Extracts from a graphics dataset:
%%

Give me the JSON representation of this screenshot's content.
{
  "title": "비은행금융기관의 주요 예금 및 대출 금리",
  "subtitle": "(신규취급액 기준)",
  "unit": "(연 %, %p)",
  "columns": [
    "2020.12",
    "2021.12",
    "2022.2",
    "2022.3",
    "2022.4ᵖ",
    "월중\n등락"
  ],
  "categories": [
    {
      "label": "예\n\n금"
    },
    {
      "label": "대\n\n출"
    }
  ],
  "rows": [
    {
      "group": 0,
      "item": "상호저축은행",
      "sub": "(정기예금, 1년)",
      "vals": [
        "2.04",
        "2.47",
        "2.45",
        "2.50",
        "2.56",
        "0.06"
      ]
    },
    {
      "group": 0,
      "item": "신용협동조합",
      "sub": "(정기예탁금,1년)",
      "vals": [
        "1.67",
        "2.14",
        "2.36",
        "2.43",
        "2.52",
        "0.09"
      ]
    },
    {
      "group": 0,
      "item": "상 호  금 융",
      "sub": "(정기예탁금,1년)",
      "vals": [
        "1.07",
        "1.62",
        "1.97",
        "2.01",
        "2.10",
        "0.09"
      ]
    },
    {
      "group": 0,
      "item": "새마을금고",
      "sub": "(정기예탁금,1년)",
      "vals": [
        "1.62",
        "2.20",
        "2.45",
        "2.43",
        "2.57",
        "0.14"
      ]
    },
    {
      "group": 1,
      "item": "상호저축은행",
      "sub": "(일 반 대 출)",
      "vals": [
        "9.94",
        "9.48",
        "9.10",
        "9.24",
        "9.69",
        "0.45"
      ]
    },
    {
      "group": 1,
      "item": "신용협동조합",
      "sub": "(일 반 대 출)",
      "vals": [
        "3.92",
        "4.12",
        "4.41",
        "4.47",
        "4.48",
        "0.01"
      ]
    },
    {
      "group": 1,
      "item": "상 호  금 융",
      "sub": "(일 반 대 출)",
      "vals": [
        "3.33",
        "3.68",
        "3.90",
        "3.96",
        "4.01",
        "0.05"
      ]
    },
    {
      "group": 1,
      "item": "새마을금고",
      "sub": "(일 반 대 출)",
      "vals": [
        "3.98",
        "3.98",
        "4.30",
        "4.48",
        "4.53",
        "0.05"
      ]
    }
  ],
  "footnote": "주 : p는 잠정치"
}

%%

__WHAT YOU NEED TO DO__
Return all of the data exactly as it reads.

__EXERCISE RESPONSE__
Give me the JSON representation of this screenshot's content.
{
  "title": "비은행금융기관의 주요 예금 및 대출 금리",
  "subtitle": "(신규취급액 기준)",
  "unit": "(연 %, %p)",
  "columns": [
    "2020.12",
    "2021.12",
    "2022.2",
    "2022.3",
    "2022.4ᵖ",
    "월중\n등락"
  ],
  "categories": [
    {
      "label": "예\n\n금"
    },
    {
      "label": "대\n\n출"
    }
  ],
  "rows": [
    {
      "group": 0,
      "item": "상호저축은행",
      "sub": "(정기예금, 1년)",
      "vals": [
        "2.04",
        "2.47",
        "2.45",
        "2.50",
        "2.56",
        "0.06"
      ]
    },
    {
      "group": 0,
      "item": "신용협동조합",
      "sub": "(정기예탁금,1년)",
      "vals": [
        "1.67",
        "2.14",
        "2.36",
        "2.43",
        "2.52",
        "0.09"
      ]
    },
    {
      "group": 0,
      "item": "상 호  금 융",
      "sub": "(정기예탁금,1년)",
      "vals": [
        "1.07",
        "1.62",
        "1.97",
        "2.01",
        "2.10",
        "0.09"
      ]
    },
    {
      "group": 0,
      "item": "새마을금고",
      "sub": "(정기예탁금,1년)",
      "vals": [
        "1.62",
        "2.20",
        "2.45",
        "2.43",
        "2.57",
        "0.14"
      ]
    },
    {
      "group": 1,
      "item": "상호저축은행",
      "sub": "(일 반 대 출)",
      "vals": [
        "9.94",
        "9.48",
        "9.10",
        "9.24",
        "9.69",
        "0.45"
      ]
    },
    {
      "group": 1,
      "item": "신용협동조합",
      "sub": "(일 반 대 출)",
      "vals": [
        "3.92",
        "4.12",
        "4.41",
        "4.47",
        "4.48",
        "0.01"
      ]
    },
    {
      "group": 1,
      "item": "상 호  금 융",
      "sub": "(일 반 대 출)",
      "vals": [
        "3.33",
        "3.68",
        "3.90",
        "3.96",
        "4.01",
        "0.05"
      ]
    },
    {
      "group": 1,
      "item": "새마을금고",
      "sub": "(일 반 대 출)",
      "vals": [
        "3.98",
        "3.98",
        "4.30",
        "4.48",
        "4.53",
        "0.05"
      ]
    }
  ],
  "footnote": "주 : p는 잠정치"
}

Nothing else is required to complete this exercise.